Artikel ▸
Dalam tulisan kami sebelumnya berkaitan dengan kebangkitan kekuatan militer Republik Rakyat Cina, tak pelak lagi negara adidaya di kawasan Asia Timur tersebut bakal menjadi satu kekuatan baru baik secara ekonomi maupun militer. Dengan anggaran mencapai hampir 600 hingga 700 triliun rupiah pada 2009 lalu, rasa-rasanya tidak berlebihan jika Cina bakal menjadi ancaman yang berbahaya bagi negara-negara di kawasan Asia Pasifik, tak terkecuali Australia yang sejatinya merupakan bagian integral dari persekutuan Amerika Serikat dan Eropa Barat di Asia Pasifik.

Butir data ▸
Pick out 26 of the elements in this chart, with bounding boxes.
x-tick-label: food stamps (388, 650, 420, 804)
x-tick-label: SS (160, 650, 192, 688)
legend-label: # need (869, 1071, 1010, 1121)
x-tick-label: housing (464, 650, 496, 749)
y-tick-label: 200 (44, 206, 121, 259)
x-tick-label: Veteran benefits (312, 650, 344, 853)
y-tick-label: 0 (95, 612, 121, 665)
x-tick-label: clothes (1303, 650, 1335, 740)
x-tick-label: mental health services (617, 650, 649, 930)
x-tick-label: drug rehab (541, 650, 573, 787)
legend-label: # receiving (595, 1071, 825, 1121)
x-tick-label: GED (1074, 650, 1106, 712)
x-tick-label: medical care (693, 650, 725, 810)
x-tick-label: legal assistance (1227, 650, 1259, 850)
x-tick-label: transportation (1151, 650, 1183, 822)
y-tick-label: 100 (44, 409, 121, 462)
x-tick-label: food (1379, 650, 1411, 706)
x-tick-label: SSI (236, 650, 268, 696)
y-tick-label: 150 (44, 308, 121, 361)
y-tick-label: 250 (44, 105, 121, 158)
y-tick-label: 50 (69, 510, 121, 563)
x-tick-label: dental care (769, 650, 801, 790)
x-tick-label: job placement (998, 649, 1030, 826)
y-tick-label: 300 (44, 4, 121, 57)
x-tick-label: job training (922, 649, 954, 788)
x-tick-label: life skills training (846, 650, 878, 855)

Tugas yang Dikerjakan ▸
1. Periksa apakah pernyataan berikut sesuai dengan artikel tentang kekuatan militer Cina: (a) anggaran Cina pada 2009 mencapai hampir 600 hingga 700 triliun rupiah; (b) Australia disebut sebagai bagian dari persekutuan Amerika Serikat dan Eropa Barat di Asia Pasifik; (c) artikel menyebut Cina sebagai negara adidaya di kawasan Asia Tenggara. Jawab ya atau tidak untuk masing-masing, disertai kutipan kata-kata artikel yang menentukan.
2. Ganti nama "legend-label" menjadi "label-legenda" pada entri, mulai dari awal entri sampai dengan baris yang memuat "x-tick-label: Veteran benefits". Tuliskan kembali baris-baris itu saja tanpa perubahan lain.
Entri-entri ini tidak ada hubungannya dengan artikel.

Jawaban yang Diharapkan ▸
1.
(a) Ya: "Dengan anggaran mencapai hampir 600 hingga 700 triliun rupiah pada 2009 lalu"
(b) Ya: "Australia yang sejatinya merupakan bagian integral dari persekutuan Amerika Serikat dan Eropa Barat di Asia Pasifik"
(c) Tidak: "negara adidaya di kawasan Asia Timur tersebut"

2.
Pick out 26 of the elements in this chart, with bounding boxes.
x-tick-label: food stamps (388, 650, 420, 804)
x-tick-label: SS (160, 650, 192, 688)
label-legenda: # need (869, 1071, 1010, 1121)
x-tick-label: housing (464, 650, 496, 749)
y-tick-label: 200 (44, 206, 121, 259)
x-tick-label: Veteran benefits (312, 650, 344, 853)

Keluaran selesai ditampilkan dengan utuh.